Written exercise. Output the full listing below exactly as it reads, and skip anything that is a picture.

Recorded data.
═══
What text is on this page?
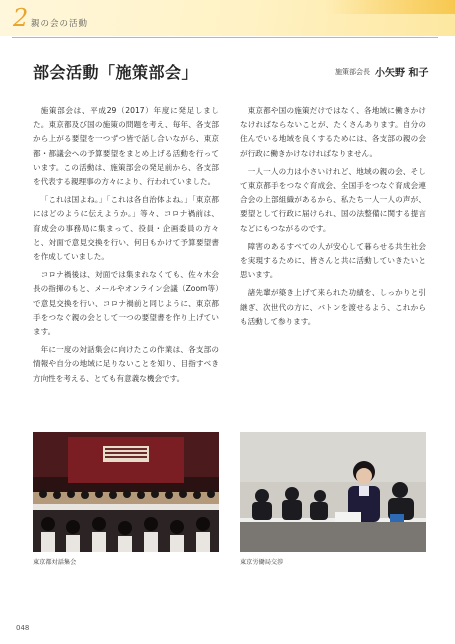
2 親の会の活動
部会活動「施策部会」	施策部会長 小矢野 和子

施策部会は、平成29（2017）年度に発足しました。東京都及び国の施策の問題を考え、毎年、各支部から上がる要望を一つずつ皆で話し合いながら、東京都・都議会への予算要望をまとめ上げる活動を行っています。この活動は、施策部会の発足前から、各支部を代表する親理事の方々により、行われていました。

「これは国よね。」「これは各自治体よね。」「東京都にはどのように伝えようか。」等々、コロナ禍前は、育成会の事務局に集まって、役員・企画委員の方々と、対面で意見交換を行い、何日もかけて予算要望書を作成していました。

コロナ禍後は、対面では集まれなくても、佐々木会長の指揮のもと、メールやオンライン会議（Zoom等）で意見交換を行い、コロナ禍前と同じように、東京都手をつなぐ親の会として一つの要望書を作り上げています。

年に一度の対話集会に向けたこの作業は、各支部の情報や自分の地域に足りないことを知り、目指すべき方向性を考える、とても有意義な機会です。

東京都や国の施策だけではなく、各地域に働きかけなければならないことが、たくさんあります。自分の住んでいる地域を良くするためには、各支部の親の会が行政に働きかけなければなりません。

一人一人の力は小さいけれど、地域の親の会、そして東京都手をつなぐ育成会、全国手をつなぐ育成会連合会の上部組織があるから、私たち一人一人の声が、要望として行政に届けられ、国の法整備に関する提言などにもつながるのです。

障害のあるすべての人が安心して暮らせる共生社会を実現するために、皆さんと共に活動していきたいと思います。

諸先輩が築き上げて来られた功績を、しっかりと引継ぎ、次世代の方に、バトンを渡せるよう、これからも活動して参ります。

東京都対話集会	東京労働局交渉
048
═══
Answer to the problem.
What text is on this page?
2 親の会の活動
部会活動「施策部会」	施策部会長 小矢野 和子

施策部会は、平成29（2017）年度に発足しました。東京都及び国の施策の問題を考え、毎年、各支部から上がる要望を一つずつ皆で話し合いながら、東京都・都議会への予算要望をまとめ上げる活動を行っています。この活動は、施策部会の発足前から、各支部を代表する親理事の方々により、行われていました。

「これは国よね。」「これは各自治体よね。」「東京都にはどのように伝えようか。」等々、コロナ禍前は、育成会の事務局に集まって、役員・企画委員の方々と、対面で意見交換を行い、何日もかけて予算要望書を作成していました。

コロナ禍後は、対面では集まれなくても、佐々木会長の指揮のもと、メールやオンライン会議（Zoom等）で意見交換を行い、コロナ禍前と同じように、東京都手をつなぐ親の会として一つの要望書を作り上げています。

年に一度の対話集会に向けたこの作業は、各支部の情報や自分の地域に足りないことを知り、目指すべき方向性を考える、とても有意義な機会です。

東京都や国の施策だけではなく、各地域に働きかけなければならないことが、たくさんあります。自分の住んでいる地域を良くするためには、各支部の親の会が行政に働きかけなければなりません。

一人一人の力は小さいけれど、地域の親の会、そして東京都手をつなぐ育成会、全国手をつなぐ育成会連合会の上部組織があるから、私たち一人一人の声が、要望として行政に届けられ、国の法整備に関する提言などにもつながるのです。

障害のあるすべての人が安心して暮らせる共生社会を実現するために、皆さんと共に活動していきたいと思います。

諸先輩が築き上げて来られた功績を、しっかりと引継ぎ、次世代の方に、バトンを渡せるよう、これからも活動して参ります。

東京都対話集会	東京労働局交渉
048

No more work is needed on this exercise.